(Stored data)
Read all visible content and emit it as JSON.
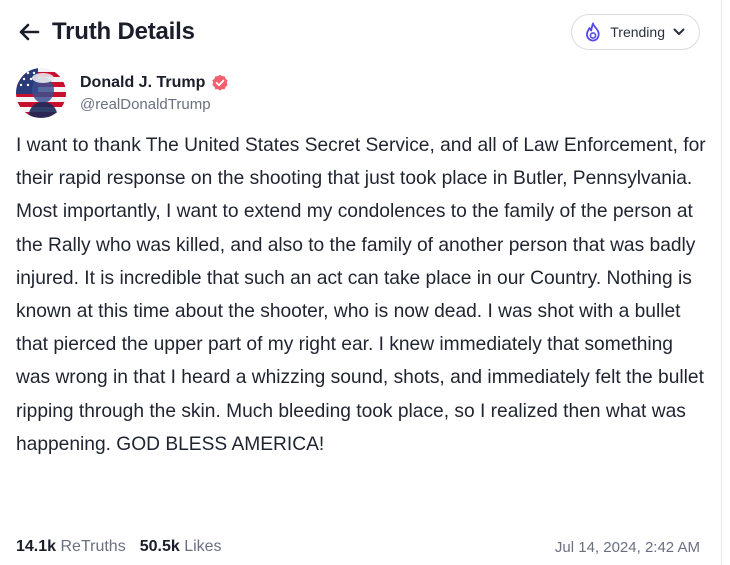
{
  "header": {
    "title": "Truth Details",
    "back_icon": "arrow-left-icon",
    "trending_label": "Trending"
  },
  "author": {
    "name": "Donald J. Trump",
    "handle": "@realDonaldTrump",
    "verified_color": "#f0616d"
  },
  "post": {
    "text": "I want to thank The United States Secret Service, and all of Law Enforcement, for their rapid response on the shooting that just took place in Butler, Pennsylvania. Most importantly, I want to extend my condolences to the family of the person at the Rally who was killed, and also to the family of another person that was badly injured. It is incredible that such an act can take place in our Country. Nothing is known at this time about the shooter, who is now dead. I was shot with a bullet that pierced the upper part of my right ear. I knew immediately that something was wrong in that I heard a whizzing sound, shots, and immediately felt the bullet ripping through the skin. Much bleeding took place, so I realized then what was happening. GOD BLESS AMERICA!"
  },
  "stats": {
    "retruths_count": "14.1k",
    "retruths_label": "ReTruths",
    "likes_count": "50.5k",
    "likes_label": "Likes",
    "timestamp": "Jul 14, 2024, 2:42 AM"
  },
  "colors": {
    "accent": "#5448ee",
    "text": "#1f2430",
    "muted": "#6b7080"
  }
}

THE TASK — Search the preceding listing for "text" and extract every line where it is found.

OUTPUT —
    "text": "I want to thank The United States Secret Service, and all of Law Enforcement, for their rapid response on the shooting that just took place in Butler, Pennsylvania. Most importantly, I want to extend my condolences to the family of the person at the Rally who was killed, and also to the family of another person that was badly injured. It is incredible that such an act can take place in our Country. Nothing is known at this time about the shooter, who is now dead. I was shot with a bullet that pierced the upper part of my right ear. I knew immediately that something was wrong in that I heard a whizzing sound, shots, and immediately felt the bullet ripping through the skin. Much bleeding took place, so I realized then what was happening. GOD BLESS AMERICA!"
    "text": "#1f2430",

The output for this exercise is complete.